§ **取り組む課題**:
- 1) ポケトーク同時通訳の記事から、「ポケトーク同時通訳の「同時通」で始まり「属の同時通訳」と謳っている。」までの部分をそのまま書き写してください。
- 2) 下のエントリから、文字列「bounding」を含む行をすべて書き出してください。大文字と小文字は区別されます。

§ **出典文書**:
------

ほぼリアルタイムに音声読み上げも行なう「ポケトーク同時通訳」

ポケトークは、相手の話す英語を音声と字幕でリアルタイムに翻訳するPC用ソフトウェア「ポケトーク同時通訳」を発表、今冬に提供を開始する。価格は現在未定で、提供開始時に明らかにされる。

スマートフォン版の開発も検討しており、半年~1年後の提供を目指してプロジェクトが進行中。また大きく伸長している海外市場を背景に、2024年春を目処に米国ナスダックへの上場も計画していることが明らかにされている。

今回発表された「ポケトーク同時通訳」は、すでに提供していた「ポケトーク字幕」の機能を大幅に強化したもの。“同時通訳”機能として、合成音声による翻訳結果の読み上げ機能が追加されており、ユーザーはテキスト翻訳の字幕を読むよりもすばやく内容を理解できるようになる。ソフトウェアは、翻訳を必要とする側のみがインストールすれば利用できるなど、使いやすさの改善も図られた。

ポケトーク同時通訳の「同時通訳機能」は、相手が話す英語を、ポケトーク同時通訳のユーザーが使う言語(70言語に対応)に翻訳して、字幕を表示し、合成音声で読み上げる機能。同時通訳機能における相手の言語は、英語のみが対象。

なお、この音声読み上げの同時通訳機能は“片方向”が基本で、「英語→日本語、日本語→英語」といった双方向の同時通訳機能ではない。例えばユーザーが日本語を話す場合、話した日本語を英語などにテキスト翻訳し、字幕を映像に合成して相手に配信できるが、音声自体は日本語のままとなる。

また新たに、ノートパソコンなどを利用して、対面での会話にも利用できるようになった。さらに、PC上で英語の動画を視聴する際の、翻訳字幕としても利用できる機能も追加されている。

対応OSはWindows 10(64bit)、Windows 11。MacがmacOS Mojave 10.14~。なお、サービスとしての「ポケトーク字幕」は「ポケトーク同時通訳」に置き換わる。

字幕はほぼリアルタイムに翻訳結果を表示する一方、読み上げは完全なリアルタイムではなく、ある程度の意味がまとまってから読み上げを行なうなど、区切りや緩急をつけることでユーザーが理解しやすくなる工夫も加えられている。同社では同時通訳者の協力を仰ぎ、通訳の具体的な進め方などを研究して開発に反映しており、「まるで専属の同時通訳」と謳っている。

------

§ **演習用エントリ**:
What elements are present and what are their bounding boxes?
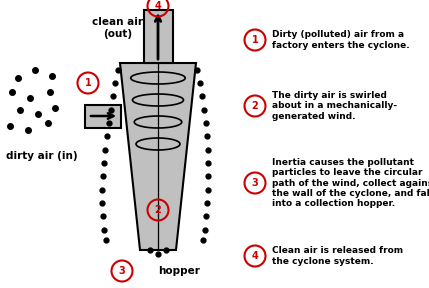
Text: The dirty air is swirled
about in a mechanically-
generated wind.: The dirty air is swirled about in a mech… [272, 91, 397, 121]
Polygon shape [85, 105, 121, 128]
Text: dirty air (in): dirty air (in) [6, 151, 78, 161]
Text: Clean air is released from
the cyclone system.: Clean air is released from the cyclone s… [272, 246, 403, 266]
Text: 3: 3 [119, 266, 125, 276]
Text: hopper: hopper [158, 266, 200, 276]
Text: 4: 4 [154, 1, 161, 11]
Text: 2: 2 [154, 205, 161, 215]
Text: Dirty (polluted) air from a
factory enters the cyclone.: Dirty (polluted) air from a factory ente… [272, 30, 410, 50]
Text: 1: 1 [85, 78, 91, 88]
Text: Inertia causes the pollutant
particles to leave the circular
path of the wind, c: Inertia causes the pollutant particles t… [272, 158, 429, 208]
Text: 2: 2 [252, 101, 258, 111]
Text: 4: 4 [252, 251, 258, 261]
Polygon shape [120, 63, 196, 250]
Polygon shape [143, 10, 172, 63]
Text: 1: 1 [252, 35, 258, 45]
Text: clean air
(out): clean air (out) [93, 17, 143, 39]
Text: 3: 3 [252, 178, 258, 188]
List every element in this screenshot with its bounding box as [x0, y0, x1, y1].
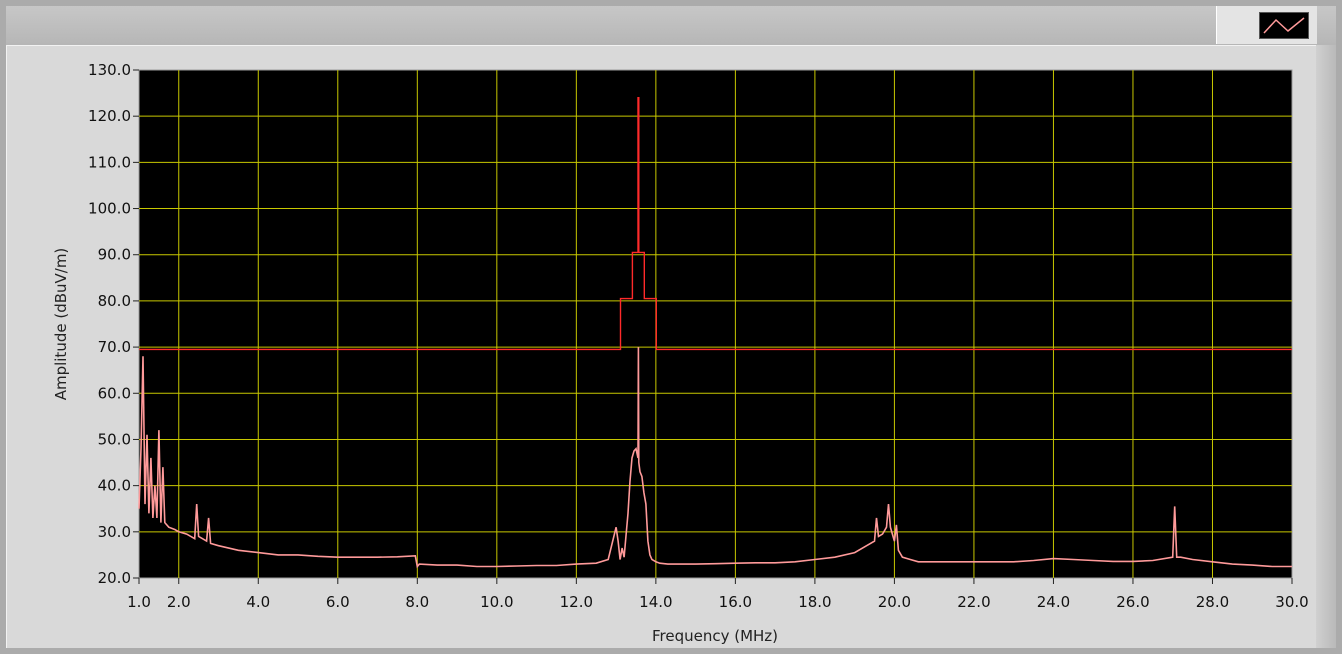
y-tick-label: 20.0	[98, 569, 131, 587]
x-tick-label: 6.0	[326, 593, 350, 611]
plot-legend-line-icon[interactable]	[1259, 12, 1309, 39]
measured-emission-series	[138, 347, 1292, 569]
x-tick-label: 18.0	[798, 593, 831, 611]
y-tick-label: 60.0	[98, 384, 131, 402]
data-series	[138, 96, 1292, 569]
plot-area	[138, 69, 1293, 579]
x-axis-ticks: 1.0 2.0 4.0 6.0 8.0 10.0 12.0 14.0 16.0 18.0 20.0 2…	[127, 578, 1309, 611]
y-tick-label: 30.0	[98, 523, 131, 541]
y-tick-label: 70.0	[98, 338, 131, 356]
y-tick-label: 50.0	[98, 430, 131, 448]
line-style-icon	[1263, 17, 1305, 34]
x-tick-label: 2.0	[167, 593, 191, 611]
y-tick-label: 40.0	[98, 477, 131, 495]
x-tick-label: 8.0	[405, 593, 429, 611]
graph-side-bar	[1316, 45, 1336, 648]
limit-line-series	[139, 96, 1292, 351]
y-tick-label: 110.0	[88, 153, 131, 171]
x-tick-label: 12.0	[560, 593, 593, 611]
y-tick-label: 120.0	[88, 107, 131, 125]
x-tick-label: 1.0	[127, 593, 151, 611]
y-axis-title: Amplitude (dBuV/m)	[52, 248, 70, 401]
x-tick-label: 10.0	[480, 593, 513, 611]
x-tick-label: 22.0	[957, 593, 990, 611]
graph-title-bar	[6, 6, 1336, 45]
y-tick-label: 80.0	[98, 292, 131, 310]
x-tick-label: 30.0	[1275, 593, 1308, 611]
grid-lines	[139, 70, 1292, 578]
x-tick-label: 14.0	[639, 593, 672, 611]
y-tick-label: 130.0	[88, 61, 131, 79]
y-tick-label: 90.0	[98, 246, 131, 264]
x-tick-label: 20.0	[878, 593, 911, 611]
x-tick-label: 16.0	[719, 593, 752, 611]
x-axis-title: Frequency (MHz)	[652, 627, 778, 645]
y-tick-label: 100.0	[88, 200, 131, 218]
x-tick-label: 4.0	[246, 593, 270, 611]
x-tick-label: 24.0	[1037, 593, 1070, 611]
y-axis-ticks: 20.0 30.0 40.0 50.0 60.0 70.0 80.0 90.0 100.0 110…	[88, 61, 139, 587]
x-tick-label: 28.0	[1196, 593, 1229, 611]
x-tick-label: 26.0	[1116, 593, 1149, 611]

------

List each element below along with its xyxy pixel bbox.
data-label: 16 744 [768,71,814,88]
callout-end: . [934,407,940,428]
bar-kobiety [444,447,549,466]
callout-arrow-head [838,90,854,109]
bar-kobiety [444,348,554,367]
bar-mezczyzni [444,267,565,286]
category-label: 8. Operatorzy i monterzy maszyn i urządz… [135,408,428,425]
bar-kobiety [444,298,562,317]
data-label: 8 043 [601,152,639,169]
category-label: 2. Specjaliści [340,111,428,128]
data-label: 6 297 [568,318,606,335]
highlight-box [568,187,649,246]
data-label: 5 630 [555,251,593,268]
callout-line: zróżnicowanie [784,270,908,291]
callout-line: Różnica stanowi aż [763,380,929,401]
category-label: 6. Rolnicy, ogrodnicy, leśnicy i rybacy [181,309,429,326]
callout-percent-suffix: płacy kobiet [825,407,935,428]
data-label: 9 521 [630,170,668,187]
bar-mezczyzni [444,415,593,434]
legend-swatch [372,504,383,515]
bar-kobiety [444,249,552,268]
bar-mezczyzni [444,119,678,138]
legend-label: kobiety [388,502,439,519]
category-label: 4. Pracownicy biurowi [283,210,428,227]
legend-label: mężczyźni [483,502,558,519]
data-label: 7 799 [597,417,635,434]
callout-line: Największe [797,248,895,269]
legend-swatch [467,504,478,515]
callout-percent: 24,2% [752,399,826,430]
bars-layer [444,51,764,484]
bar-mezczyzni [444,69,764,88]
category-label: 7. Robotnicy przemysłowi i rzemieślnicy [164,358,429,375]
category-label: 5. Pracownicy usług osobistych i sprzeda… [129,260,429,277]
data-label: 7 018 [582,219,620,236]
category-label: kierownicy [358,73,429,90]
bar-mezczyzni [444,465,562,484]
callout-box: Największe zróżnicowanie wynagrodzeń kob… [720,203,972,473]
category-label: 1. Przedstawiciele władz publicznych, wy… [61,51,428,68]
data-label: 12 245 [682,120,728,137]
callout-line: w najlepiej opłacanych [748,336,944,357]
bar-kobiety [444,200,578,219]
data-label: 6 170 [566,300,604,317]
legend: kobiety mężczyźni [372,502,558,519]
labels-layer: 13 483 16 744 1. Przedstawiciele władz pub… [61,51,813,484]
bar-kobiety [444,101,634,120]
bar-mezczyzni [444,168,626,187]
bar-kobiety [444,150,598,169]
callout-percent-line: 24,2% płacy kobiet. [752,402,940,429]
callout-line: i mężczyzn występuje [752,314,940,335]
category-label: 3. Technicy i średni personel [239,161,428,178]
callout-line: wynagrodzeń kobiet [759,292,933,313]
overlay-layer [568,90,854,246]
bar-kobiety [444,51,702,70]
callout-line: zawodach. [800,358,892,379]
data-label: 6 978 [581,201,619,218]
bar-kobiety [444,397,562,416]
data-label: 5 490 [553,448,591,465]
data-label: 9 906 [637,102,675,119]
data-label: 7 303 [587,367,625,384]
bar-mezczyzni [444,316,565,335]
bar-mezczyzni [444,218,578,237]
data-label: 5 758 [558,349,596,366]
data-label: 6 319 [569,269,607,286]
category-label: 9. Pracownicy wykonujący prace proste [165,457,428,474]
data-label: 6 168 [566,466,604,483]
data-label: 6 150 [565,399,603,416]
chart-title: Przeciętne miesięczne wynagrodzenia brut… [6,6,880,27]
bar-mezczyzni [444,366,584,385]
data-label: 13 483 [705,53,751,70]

------

§ **順番どおりの解答**:
- 1)
ポケトーク同時通訳の「同時通訳機能」は、相手が話す英語を、ポケトーク同時通訳のユーザーが使う言語(70言語に対応)に翻訳して、字幕を表示し、合成音声で読み上げる機能。同時通訳機能における相手の言語は、英語のみが対象。

なお、この音声読み上げの同時通訳機能は“片方向”が基本で、「英語→日本語、日本語→英語」といった双方向の同時通訳機能ではない。例えばユーザーが日本語を話す場合、話した日本語を英語などにテキスト翻訳し、字幕を映像に合成して相手に配信できるが、音声自体は日本語のままとなる。

また新たに、ノートパソコンなどを利用して、対面での会話にも利用できるようになった。さらに、PC上で英語の動画を視聴する際の、翻訳字幕としても利用できる機能も追加されている。

対応OSはWindows 10(64bit)、Windows 11。MacがmacOS Mojave 10.14~。なお、サービスとしての「ポケトーク字幕」は「ポケトーク同時通訳」に置き換わる。

字幕はほぼリアルタイムに翻訳結果を表示する一方、読み上げは完全なリアルタイムではなく、ある程度の意味がまとまってから読み上げを行なうなど、区切りや緩急をつけることでユーザーが理解しやすくなる工夫も加えられている。同社では同時通訳者の協力を仰ぎ、通訳の具体的な進め方などを研究して開発に反映しており、「まるで専属の同時通訳」と謳っている。

- 2)
What elements are present and what are their bounding boxes?
List every element in this screenshot with its bounding box as [x0, y0, x1, y1].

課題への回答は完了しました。